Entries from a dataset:
## begin

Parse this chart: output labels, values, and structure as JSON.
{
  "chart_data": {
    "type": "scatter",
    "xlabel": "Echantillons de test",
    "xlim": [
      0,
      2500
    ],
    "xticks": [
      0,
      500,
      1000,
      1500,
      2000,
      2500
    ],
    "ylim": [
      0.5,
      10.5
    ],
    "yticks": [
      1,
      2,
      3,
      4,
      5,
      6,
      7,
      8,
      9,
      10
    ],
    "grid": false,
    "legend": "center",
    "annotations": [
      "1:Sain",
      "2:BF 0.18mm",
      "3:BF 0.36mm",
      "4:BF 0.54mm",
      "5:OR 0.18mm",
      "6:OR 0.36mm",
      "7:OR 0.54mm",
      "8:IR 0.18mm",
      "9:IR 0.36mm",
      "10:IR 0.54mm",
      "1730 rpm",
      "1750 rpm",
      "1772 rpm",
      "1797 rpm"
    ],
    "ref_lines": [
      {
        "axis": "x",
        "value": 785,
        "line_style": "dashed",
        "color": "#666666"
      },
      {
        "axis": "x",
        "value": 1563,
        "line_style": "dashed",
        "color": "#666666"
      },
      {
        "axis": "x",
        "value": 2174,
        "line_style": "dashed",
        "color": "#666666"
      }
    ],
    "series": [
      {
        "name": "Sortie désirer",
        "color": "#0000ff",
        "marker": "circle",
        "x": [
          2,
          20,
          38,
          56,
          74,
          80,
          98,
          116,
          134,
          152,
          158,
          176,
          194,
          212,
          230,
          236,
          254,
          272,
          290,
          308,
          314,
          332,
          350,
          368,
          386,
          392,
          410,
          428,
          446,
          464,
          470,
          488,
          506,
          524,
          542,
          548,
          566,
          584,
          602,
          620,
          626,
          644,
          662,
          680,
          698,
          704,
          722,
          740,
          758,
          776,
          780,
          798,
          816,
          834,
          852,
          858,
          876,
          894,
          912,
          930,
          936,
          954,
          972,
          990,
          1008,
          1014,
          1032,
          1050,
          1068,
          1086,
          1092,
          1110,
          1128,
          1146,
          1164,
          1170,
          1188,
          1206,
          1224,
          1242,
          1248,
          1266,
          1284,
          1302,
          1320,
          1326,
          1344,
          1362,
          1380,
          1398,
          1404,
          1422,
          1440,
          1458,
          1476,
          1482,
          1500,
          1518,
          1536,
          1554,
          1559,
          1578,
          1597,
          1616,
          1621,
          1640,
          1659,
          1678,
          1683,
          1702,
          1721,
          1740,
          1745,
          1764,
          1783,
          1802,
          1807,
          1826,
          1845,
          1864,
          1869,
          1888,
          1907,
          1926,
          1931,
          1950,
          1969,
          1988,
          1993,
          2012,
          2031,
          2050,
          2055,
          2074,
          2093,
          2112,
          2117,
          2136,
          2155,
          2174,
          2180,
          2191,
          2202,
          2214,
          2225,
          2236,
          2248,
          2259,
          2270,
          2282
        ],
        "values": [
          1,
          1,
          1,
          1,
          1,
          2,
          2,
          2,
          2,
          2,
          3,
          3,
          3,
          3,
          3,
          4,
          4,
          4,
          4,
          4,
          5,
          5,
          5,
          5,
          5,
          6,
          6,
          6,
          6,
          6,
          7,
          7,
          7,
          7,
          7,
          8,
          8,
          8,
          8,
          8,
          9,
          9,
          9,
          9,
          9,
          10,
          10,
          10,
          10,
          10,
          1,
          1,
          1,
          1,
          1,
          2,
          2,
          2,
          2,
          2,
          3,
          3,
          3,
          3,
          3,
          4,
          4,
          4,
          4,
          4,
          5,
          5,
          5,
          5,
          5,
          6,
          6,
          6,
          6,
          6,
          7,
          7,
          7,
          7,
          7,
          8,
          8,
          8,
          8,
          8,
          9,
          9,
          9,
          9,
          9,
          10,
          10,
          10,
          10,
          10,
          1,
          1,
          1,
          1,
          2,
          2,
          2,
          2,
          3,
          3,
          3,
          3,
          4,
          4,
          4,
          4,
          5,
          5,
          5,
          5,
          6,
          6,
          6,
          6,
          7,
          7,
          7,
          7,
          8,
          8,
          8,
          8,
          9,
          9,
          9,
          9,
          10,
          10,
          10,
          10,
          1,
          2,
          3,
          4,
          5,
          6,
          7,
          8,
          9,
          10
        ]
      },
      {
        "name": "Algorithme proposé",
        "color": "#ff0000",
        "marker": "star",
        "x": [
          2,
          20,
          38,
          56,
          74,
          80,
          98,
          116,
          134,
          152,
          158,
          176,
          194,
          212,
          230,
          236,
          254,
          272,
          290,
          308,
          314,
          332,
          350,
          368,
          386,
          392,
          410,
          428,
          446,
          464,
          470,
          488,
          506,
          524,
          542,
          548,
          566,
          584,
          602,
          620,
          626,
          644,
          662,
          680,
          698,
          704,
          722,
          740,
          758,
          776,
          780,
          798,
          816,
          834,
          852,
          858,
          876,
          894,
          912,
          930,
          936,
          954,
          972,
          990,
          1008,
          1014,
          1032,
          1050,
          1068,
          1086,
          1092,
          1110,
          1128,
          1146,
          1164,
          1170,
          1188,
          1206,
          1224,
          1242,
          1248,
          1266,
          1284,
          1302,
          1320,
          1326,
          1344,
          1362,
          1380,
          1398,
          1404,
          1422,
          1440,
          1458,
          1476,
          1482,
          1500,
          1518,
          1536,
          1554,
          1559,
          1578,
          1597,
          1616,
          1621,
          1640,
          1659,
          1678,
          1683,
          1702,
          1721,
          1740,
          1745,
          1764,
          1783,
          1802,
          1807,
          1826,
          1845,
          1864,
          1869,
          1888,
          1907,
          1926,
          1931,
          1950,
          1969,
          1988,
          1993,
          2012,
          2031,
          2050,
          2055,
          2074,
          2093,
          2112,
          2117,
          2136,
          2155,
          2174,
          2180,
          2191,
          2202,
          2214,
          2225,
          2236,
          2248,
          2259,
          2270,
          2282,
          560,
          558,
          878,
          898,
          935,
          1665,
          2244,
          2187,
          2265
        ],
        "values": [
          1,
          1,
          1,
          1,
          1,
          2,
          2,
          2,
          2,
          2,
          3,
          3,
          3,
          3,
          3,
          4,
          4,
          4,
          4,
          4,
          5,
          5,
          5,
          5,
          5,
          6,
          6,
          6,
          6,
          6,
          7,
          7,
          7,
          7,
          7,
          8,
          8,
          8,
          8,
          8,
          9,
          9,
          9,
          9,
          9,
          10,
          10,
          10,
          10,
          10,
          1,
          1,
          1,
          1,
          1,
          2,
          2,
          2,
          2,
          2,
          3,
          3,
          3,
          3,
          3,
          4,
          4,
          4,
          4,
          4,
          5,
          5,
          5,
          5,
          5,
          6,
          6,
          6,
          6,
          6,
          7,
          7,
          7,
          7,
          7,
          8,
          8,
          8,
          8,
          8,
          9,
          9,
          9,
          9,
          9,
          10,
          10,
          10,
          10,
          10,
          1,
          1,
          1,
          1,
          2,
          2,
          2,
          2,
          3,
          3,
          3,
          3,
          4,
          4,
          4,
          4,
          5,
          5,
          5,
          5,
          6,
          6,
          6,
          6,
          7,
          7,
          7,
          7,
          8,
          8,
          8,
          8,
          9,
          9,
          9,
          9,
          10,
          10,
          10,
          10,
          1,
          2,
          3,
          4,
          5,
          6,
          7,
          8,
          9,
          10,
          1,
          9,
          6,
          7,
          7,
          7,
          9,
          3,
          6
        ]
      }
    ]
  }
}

## end
## begin

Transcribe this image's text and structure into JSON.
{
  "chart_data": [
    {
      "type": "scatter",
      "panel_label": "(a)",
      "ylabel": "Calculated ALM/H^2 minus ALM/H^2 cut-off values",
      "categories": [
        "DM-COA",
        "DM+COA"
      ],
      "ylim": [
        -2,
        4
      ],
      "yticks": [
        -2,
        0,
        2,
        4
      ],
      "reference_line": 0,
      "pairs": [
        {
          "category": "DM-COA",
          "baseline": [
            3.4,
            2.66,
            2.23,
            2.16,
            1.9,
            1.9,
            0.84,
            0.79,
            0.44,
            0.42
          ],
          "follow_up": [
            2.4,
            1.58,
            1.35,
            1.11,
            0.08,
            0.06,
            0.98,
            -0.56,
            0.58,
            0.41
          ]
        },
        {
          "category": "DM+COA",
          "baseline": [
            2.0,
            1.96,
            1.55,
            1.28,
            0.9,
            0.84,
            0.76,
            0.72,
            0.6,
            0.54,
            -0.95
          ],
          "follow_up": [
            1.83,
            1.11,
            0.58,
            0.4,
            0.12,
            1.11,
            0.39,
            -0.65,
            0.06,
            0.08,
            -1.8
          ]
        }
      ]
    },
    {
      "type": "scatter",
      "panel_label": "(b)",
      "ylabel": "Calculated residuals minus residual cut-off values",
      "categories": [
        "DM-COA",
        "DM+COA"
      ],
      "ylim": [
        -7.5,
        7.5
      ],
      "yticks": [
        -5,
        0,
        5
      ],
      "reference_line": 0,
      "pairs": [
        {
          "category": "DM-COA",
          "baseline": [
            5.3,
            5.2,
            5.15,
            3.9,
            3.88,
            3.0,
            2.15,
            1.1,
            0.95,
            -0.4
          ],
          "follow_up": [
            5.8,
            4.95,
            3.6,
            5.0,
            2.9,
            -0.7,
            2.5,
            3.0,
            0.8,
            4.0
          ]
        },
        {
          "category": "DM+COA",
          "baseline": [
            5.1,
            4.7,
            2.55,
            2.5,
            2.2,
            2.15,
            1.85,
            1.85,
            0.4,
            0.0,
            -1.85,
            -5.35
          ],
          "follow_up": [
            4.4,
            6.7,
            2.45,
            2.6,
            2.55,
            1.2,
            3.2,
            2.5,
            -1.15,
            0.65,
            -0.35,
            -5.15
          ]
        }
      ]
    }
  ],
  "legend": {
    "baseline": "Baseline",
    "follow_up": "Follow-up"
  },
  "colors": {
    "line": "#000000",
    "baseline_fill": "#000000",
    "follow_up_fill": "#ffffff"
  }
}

## end

WHAT YOU WILL DO: Determine how many lines above contain "this" as a word or string. Give the number alone.

ANSWER BELOW: 2